→ **WORK REQUEST A**: In the forum thread on ChIP-seq fragment sizes, what method was used to shear the DNA?
→ **WORK REQUEST B**: Extend the forum thread on ChIP-seq fragment sizes past its final reply.

→ **SELECTED TEXT**:
-.-.-

Hi everyone,
I am analyzing an older ChIP-seq dataset where the DNA was sheared using an ultrasonic bath. Before library preparation, we assessed the DNA fragment size distribution using an Agilent High Sensitivity DNA assay (see the image below). The results indicate that most fragments are centered around 300 bp, with the smallest prominent peak around 230 bp.
However, when I perform peak calling with MACS3 on this dataset, the predicted fragment length (D) reported by MACS3 is around 160 bp (see second image below), and MACS3 appears quite confident about this value.
My first question is: Should the fragment size determined by the Bioanalyzer (Agilent assay) and the fragment length predicted by MACS3 be the same, or at least reasonably similar and not off by a factor of two?
And in the same vein, a follow-up Question: I have another sample where the fragment length predicted by MACS3 is less clear. In such cases, can the fragment size distribution measured by the Bioanalyzer be used to help determine or set the appropriate fragment size parameter for MACS3 peak calling?
Any insights or references are much appreciated!
Was there any additional size selection done during the library prep (e.g. bead washes). Since there is a distribution of insert sizes in the library, smaller library fragments tend to cluster more efficiently on the flowcell. This may be reflected in your results from MACS3.

-.-.-

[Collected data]
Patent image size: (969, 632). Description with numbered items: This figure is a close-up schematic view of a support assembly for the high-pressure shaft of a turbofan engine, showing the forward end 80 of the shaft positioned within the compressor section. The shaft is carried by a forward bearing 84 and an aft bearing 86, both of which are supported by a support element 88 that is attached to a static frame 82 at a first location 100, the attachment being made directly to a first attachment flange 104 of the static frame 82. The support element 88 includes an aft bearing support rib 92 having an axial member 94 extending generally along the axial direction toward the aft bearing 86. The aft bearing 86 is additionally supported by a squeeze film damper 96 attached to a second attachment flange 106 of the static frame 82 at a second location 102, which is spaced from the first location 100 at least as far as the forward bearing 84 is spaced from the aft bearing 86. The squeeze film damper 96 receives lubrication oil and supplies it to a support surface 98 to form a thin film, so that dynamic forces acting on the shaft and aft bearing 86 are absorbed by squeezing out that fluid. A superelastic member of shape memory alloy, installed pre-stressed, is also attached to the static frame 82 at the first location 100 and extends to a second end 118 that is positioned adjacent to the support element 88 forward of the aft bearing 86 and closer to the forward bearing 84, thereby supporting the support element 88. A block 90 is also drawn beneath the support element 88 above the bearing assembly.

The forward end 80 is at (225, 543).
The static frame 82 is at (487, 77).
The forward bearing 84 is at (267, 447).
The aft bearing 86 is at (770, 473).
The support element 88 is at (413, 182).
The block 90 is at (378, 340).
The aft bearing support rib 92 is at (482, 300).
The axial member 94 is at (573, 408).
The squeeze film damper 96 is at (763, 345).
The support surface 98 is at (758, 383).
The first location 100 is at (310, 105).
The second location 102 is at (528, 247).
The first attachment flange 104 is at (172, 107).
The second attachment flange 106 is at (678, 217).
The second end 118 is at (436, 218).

-.-.-

→ **TASK ANSWER A**: An ultrasonic bath.

→ **TASK ANSWER B**:
Two things: A) I would check the library in the Bioanalyzer rather than the chromatin, since the library prep might bias the distribution a bit (remember to subtract adapter length). And B), if you have a good indication from the lab on the fragment size then let macs know about it. Its guessing routines are (at least this is what I remember) relatively crude, so if you have real data on it, use it.
The Bioanalyzer was used to check if a library preparation would be worth it, that's why we did it before hand. And I was expecting a bit of a different due biased efficiency's of different fragment sizes, just not something that pronounced. Apparently, I was wrong.
Thanks for your replies. I will check some more samples to see if the discrepancy is at least consistent.